▶ [REQUEST]:
In the listing that follows, how many lines contain "супругов"? Give the number only.

(Saved entries)
::::::::::
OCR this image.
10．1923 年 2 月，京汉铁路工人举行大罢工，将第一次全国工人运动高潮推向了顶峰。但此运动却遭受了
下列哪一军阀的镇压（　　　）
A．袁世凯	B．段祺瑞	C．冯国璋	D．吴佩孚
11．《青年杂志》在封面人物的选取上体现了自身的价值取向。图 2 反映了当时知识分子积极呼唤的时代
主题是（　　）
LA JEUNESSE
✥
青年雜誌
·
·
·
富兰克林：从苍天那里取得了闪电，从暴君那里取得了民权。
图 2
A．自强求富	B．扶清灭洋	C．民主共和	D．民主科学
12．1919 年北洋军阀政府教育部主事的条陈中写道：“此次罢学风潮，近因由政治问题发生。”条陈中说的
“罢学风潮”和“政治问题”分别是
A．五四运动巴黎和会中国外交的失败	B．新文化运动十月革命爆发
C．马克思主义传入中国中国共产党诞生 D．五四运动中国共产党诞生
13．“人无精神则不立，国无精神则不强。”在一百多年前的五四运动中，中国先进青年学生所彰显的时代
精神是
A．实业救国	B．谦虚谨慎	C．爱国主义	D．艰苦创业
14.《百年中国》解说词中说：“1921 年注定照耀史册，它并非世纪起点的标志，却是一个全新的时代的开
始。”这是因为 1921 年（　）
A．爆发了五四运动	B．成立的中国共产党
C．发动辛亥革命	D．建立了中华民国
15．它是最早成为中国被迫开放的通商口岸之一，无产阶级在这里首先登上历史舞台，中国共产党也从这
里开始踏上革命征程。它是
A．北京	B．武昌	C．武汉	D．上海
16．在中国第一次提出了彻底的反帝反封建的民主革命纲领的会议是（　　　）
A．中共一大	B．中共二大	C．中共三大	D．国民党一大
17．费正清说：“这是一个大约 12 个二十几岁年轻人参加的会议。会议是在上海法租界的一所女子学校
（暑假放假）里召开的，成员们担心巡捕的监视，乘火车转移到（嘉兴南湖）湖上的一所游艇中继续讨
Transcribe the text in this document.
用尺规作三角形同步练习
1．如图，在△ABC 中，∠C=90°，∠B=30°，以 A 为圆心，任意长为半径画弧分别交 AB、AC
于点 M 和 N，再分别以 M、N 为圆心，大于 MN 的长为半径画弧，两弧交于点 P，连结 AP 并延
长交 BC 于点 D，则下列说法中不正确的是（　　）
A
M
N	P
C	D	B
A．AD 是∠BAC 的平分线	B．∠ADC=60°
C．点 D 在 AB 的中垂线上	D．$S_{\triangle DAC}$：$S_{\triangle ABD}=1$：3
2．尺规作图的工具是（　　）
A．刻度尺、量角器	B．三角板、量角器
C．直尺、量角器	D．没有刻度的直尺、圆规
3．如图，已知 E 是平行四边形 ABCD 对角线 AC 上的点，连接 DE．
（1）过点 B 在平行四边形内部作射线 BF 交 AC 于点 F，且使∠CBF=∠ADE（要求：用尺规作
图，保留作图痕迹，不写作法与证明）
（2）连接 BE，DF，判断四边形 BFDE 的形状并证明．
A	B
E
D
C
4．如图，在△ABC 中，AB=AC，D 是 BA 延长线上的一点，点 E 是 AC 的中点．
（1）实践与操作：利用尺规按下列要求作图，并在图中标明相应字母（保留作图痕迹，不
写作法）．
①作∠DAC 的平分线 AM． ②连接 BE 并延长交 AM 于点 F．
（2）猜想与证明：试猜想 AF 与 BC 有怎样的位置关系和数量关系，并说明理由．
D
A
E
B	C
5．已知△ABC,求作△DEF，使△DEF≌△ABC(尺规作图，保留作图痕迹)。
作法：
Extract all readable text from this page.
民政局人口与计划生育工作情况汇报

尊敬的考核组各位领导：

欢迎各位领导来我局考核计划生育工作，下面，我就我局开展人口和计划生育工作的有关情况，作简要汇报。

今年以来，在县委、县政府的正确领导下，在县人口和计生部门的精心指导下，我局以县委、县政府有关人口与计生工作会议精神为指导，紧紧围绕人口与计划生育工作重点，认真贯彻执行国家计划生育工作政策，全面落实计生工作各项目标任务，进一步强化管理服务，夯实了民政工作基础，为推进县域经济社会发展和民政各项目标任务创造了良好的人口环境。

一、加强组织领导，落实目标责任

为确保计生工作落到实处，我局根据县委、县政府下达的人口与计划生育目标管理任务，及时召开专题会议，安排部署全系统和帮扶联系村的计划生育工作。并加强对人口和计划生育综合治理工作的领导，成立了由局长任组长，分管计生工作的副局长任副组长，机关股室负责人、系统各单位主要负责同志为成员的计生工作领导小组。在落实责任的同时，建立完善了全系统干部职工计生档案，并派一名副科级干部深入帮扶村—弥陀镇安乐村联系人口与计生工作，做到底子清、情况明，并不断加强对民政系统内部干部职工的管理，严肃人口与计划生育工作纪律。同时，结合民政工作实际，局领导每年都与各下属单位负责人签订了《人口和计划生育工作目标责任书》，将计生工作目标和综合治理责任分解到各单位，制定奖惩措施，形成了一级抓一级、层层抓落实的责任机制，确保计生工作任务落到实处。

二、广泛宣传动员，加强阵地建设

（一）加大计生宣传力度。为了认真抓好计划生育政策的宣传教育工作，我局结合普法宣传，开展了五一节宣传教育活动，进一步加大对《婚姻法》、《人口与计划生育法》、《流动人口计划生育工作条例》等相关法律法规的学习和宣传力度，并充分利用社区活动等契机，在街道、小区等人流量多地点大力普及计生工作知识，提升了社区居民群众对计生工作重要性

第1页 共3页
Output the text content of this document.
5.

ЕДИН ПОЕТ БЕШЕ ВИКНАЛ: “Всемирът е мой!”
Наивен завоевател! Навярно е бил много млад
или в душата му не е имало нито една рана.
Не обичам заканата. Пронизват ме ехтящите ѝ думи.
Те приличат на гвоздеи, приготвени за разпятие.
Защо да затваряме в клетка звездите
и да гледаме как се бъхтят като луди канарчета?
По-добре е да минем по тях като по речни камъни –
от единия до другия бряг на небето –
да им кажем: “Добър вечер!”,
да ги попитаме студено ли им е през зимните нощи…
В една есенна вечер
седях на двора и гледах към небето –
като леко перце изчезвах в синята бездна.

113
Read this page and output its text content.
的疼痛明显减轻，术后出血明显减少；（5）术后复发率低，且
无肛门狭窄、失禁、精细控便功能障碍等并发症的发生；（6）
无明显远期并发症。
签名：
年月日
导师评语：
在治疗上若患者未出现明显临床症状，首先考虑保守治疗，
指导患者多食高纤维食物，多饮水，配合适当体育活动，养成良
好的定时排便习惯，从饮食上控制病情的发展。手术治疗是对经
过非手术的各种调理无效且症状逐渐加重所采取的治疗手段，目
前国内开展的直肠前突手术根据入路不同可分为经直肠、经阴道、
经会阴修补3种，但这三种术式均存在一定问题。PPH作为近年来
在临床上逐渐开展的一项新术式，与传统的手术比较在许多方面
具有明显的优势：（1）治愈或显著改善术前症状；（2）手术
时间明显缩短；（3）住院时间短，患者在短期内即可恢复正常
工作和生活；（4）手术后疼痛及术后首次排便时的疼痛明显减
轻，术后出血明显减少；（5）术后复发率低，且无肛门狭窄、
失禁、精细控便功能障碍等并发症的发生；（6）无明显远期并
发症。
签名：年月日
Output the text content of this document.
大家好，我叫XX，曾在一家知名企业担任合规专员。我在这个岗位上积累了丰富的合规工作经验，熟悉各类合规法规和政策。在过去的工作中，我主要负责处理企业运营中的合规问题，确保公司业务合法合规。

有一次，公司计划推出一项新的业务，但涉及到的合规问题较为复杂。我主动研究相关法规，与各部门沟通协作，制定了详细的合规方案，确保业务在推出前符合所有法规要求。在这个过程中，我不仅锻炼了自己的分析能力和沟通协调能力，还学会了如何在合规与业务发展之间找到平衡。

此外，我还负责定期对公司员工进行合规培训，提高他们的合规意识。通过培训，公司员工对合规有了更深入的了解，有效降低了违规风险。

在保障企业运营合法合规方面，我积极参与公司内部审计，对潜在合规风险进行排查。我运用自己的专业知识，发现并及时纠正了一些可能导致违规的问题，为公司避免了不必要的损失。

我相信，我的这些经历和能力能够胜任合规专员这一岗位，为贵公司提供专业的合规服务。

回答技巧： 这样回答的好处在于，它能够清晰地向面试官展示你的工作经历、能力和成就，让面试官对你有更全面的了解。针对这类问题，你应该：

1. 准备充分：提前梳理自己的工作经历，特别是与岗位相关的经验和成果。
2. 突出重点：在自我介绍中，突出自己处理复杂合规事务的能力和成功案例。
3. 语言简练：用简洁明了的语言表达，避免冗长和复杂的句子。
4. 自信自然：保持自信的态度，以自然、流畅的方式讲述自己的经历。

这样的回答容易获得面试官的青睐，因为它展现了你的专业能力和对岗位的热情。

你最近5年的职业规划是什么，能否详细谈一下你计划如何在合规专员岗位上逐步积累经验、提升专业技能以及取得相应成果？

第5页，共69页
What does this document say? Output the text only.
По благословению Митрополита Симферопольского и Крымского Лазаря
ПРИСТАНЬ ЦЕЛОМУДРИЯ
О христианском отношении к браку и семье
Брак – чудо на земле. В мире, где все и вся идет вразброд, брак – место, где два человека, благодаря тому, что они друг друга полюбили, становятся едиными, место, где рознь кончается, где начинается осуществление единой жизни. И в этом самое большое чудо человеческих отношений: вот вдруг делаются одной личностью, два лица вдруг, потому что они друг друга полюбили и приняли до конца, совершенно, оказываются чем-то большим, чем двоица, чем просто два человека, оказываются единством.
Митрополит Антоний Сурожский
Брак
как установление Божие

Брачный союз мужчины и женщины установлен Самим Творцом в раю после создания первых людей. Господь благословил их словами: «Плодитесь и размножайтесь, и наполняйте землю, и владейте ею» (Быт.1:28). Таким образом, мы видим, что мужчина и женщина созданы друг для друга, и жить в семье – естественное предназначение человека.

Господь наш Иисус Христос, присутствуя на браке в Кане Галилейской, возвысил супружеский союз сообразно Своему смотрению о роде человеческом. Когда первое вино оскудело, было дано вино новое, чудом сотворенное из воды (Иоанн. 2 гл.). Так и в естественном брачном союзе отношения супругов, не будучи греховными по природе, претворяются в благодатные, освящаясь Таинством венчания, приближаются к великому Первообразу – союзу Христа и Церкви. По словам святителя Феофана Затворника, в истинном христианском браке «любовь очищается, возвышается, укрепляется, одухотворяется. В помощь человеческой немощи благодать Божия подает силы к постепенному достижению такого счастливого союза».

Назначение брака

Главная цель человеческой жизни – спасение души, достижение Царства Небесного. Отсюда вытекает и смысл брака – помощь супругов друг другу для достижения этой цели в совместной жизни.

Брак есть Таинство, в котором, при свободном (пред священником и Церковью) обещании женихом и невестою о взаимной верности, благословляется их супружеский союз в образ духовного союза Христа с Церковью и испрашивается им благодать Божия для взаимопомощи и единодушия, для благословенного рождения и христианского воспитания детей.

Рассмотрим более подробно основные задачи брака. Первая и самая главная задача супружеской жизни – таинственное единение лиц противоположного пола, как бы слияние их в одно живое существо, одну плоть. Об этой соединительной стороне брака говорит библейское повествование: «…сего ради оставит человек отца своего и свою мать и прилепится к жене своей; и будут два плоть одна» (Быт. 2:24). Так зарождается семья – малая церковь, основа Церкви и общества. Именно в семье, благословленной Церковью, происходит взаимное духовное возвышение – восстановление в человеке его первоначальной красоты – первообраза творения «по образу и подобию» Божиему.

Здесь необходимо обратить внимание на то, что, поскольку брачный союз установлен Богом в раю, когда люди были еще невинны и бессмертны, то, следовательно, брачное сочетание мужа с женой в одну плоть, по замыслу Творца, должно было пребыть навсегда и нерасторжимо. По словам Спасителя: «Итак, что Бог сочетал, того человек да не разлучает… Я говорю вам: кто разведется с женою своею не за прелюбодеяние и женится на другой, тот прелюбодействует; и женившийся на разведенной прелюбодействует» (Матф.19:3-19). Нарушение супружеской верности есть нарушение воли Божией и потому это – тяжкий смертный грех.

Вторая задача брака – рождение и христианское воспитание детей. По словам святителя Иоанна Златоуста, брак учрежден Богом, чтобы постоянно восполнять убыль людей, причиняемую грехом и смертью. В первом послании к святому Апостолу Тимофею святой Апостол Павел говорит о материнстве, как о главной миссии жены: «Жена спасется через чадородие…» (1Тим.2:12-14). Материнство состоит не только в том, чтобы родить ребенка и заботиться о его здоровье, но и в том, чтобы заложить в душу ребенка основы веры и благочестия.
::::::::::
▶ [RESULT FOR THIS EXERCISE]:
2